| Written instruction 1 |
Answer these questions using the page text about the C.P. Snow lecture series:
(a) On what date did Snow deliver his Rede Lecture?
(b) How many lectures and panels make up the fall 2009 series?
(c) Under what title was Snow's lecture published?

| Page text |
******************************

HUMANITIES FORUM LECTURE SERIES FALL 2009

 

Featuring:  A Series of Five Lectures and Panels Commemorating the 50th Anniversary of

C.P. Snow’s “Two Cultures” Lecture

Sponsored by UMBC’s  Dresher Center for the Humanities, the Human Context of Science and Technology Program

and the Social Sciences Forum 

 

Fifty years ago, on May 7, 1959, the scientist-novelist C.P. Snow (1905-1972) delivered his famous Rede Lecture at Cambridge University. Published as The Two Cultures and the Scientific Revolution Snow identified a deep and dangerous divide between the sciences and the humanities. As a research chemist and physicist who became deeply involved in the mobilization of scientific personnel first during the Second World War and then throughout the 1950s Cold War, C.P. Snow could speak with some authority about science and its applications.  As a novelist with more than a dozen titles and the author of numerous essays and reviews, Snow was equally at home in the humanities. This series of lectures is intended to stimulate further discussion about the relationships between the sciences and the humanities.

******************************

| Written instruction 2 |
In the records, rewrite the part that opens with the line containing "Text: 115: 115 bbox=[916, 762, 943, 774]" and closes with the line containing "FancyBboxPatch shape bbox=[655, 322, 664, 342]", replacing "Circle shape" with "Ellipse shape" throughout and leaving everything else unchanged.

| Raw records |
******************************

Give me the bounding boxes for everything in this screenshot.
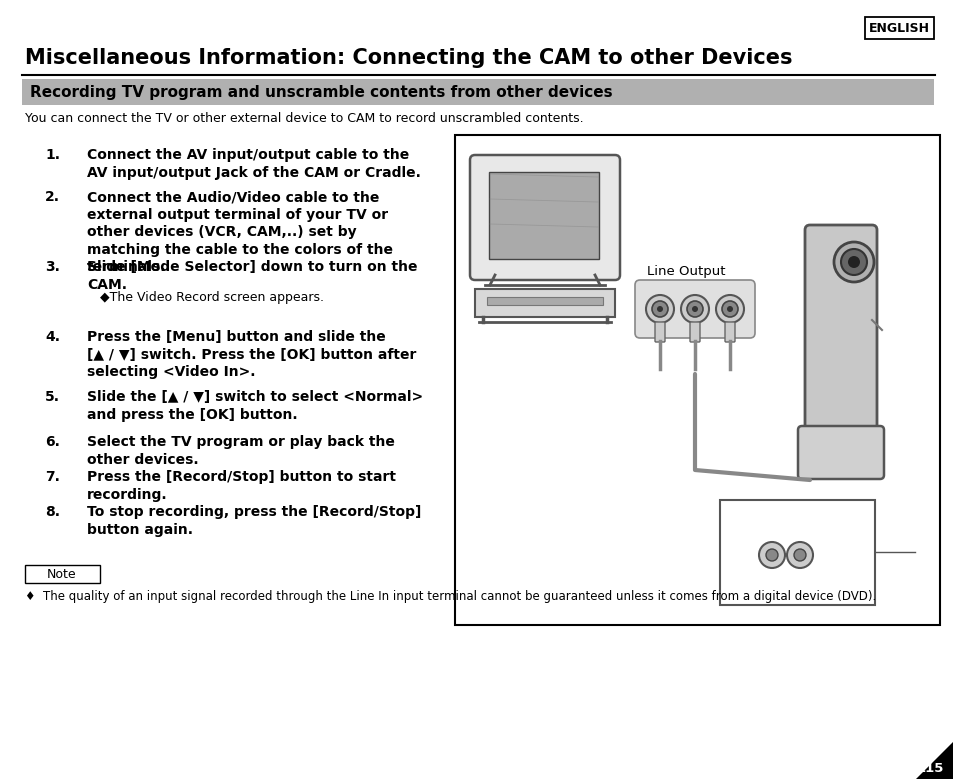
Text: 115: 115 bbox=[916, 762, 943, 774]
Text: Connect the Audio/Video cable to the
external output terminal of your TV or
othe: Connect the Audio/Video cable to the ext… bbox=[87, 190, 393, 274]
Text: 2.: 2. bbox=[45, 190, 60, 204]
Circle shape bbox=[680, 295, 708, 323]
Circle shape bbox=[721, 301, 738, 317]
Circle shape bbox=[657, 306, 662, 312]
FancyBboxPatch shape bbox=[470, 155, 619, 280]
Text: 6.: 6. bbox=[45, 435, 60, 449]
Circle shape bbox=[651, 301, 667, 317]
Text: Line Output: Line Output bbox=[646, 265, 724, 278]
FancyBboxPatch shape bbox=[804, 225, 876, 435]
Text: You can connect the TV or other external device to CAM to record unscrambled con: You can connect the TV or other external… bbox=[25, 111, 583, 125]
FancyBboxPatch shape bbox=[25, 565, 100, 583]
Circle shape bbox=[841, 249, 866, 275]
Circle shape bbox=[786, 542, 812, 568]
Circle shape bbox=[759, 542, 784, 568]
Text: 8.: 8. bbox=[45, 505, 60, 519]
Text: ENGLISH: ENGLISH bbox=[868, 22, 929, 34]
Text: ◆The Video Record screen appears.: ◆The Video Record screen appears. bbox=[100, 291, 324, 304]
Circle shape bbox=[793, 549, 805, 561]
FancyBboxPatch shape bbox=[486, 297, 602, 305]
Circle shape bbox=[847, 256, 859, 268]
Text: Select the TV program or play back the
other devices.: Select the TV program or play back the o… bbox=[87, 435, 395, 467]
FancyBboxPatch shape bbox=[655, 322, 664, 342]
Text: Slide [Mode Selector] down to turn on the
CAM.: Slide [Mode Selector] down to turn on th… bbox=[87, 260, 417, 291]
FancyBboxPatch shape bbox=[22, 79, 933, 105]
FancyBboxPatch shape bbox=[724, 322, 734, 342]
FancyBboxPatch shape bbox=[489, 172, 598, 259]
Text: 7.: 7. bbox=[45, 470, 60, 484]
Text: 3.: 3. bbox=[45, 260, 60, 274]
Circle shape bbox=[726, 306, 732, 312]
Text: 4.: 4. bbox=[45, 330, 60, 344]
FancyBboxPatch shape bbox=[635, 280, 754, 338]
Polygon shape bbox=[915, 741, 953, 779]
Text: ♦  The quality of an input signal recorded through the Line In input terminal ca: ♦ The quality of an input signal recorde… bbox=[25, 590, 876, 603]
Text: To stop recording, press the [Record/Stop]
button again.: To stop recording, press the [Record/Sto… bbox=[87, 505, 421, 537]
FancyBboxPatch shape bbox=[797, 426, 883, 479]
Text: 5.: 5. bbox=[45, 390, 60, 404]
Text: Recording TV program and unscramble contents from other devices: Recording TV program and unscramble cont… bbox=[30, 84, 612, 100]
Circle shape bbox=[716, 295, 743, 323]
Text: Press the [Record/Stop] button to start
recording.: Press the [Record/Stop] button to start … bbox=[87, 470, 395, 502]
Text: 1.: 1. bbox=[45, 148, 60, 162]
Circle shape bbox=[645, 295, 673, 323]
Circle shape bbox=[686, 301, 702, 317]
FancyBboxPatch shape bbox=[720, 500, 874, 605]
FancyBboxPatch shape bbox=[475, 289, 615, 317]
Circle shape bbox=[833, 242, 873, 282]
FancyBboxPatch shape bbox=[689, 322, 700, 342]
Text: Miscellaneous Information: Connecting the CAM to other Devices: Miscellaneous Information: Connecting th… bbox=[25, 48, 792, 68]
Circle shape bbox=[691, 306, 698, 312]
FancyBboxPatch shape bbox=[455, 135, 939, 625]
Text: Connect the AV input/output cable to the
AV input/output Jack of the CAM or Crad: Connect the AV input/output cable to the… bbox=[87, 148, 420, 179]
Text: Slide the [▲ / ▼] switch to select <Normal>
and press the [OK] button.: Slide the [▲ / ▼] switch to select <Norm… bbox=[87, 390, 423, 421]
Text: Note: Note bbox=[47, 567, 77, 580]
Text: Press the [Menu] button and slide the
[▲ / ▼] switch. Press the [OK] button afte: Press the [Menu] button and slide the [▲… bbox=[87, 330, 416, 379]
Circle shape bbox=[765, 549, 778, 561]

******************************

| Written answer 1 |
(a) May 7, 1959
(b) Five
(c) The Two Cultures and the Scientific Revolution

| Written answer 2 |
Text: 115: 115 bbox=[916, 762, 943, 774]
Text: Connect the Audio/Video cable to the
external output terminal of your TV or
othe: Connect the Audio/Video cable to the ext… bbox=[87, 190, 393, 274]
Text: 2.: 2. bbox=[45, 190, 60, 204]
Ellipse shape bbox=[680, 295, 708, 323]
Ellipse shape bbox=[721, 301, 738, 317]
Ellipse shape bbox=[657, 306, 662, 312]
FancyBboxPatch shape bbox=[470, 155, 619, 280]
Text: 6.: 6. bbox=[45, 435, 60, 449]
Ellipse shape bbox=[651, 301, 667, 317]
Text: Line Output: Line Output bbox=[646, 265, 724, 278]
FancyBboxPatch shape bbox=[804, 225, 876, 435]
Text: You can connect the TV or other external device to CAM to record unscrambled con: You can connect the TV or other external… bbox=[25, 111, 583, 125]
FancyBboxPatch shape bbox=[25, 565, 100, 583]
Ellipse shape bbox=[841, 249, 866, 275]
Ellipse shape bbox=[786, 542, 812, 568]
Ellipse shape bbox=[759, 542, 784, 568]
Text: 8.: 8. bbox=[45, 505, 60, 519]
Text: ENGLISH: ENGLISH bbox=[868, 22, 929, 34]
Text: ◆The Video Record screen appears.: ◆The Video Record screen appears. bbox=[100, 291, 324, 304]
Ellipse shape bbox=[793, 549, 805, 561]
FancyBboxPatch shape bbox=[486, 297, 602, 305]
Ellipse shape bbox=[847, 256, 859, 268]
Text: Select the TV program or play back the
other devices.: Select the TV program or play back the o… bbox=[87, 435, 395, 467]
FancyBboxPatch shape bbox=[655, 322, 664, 342]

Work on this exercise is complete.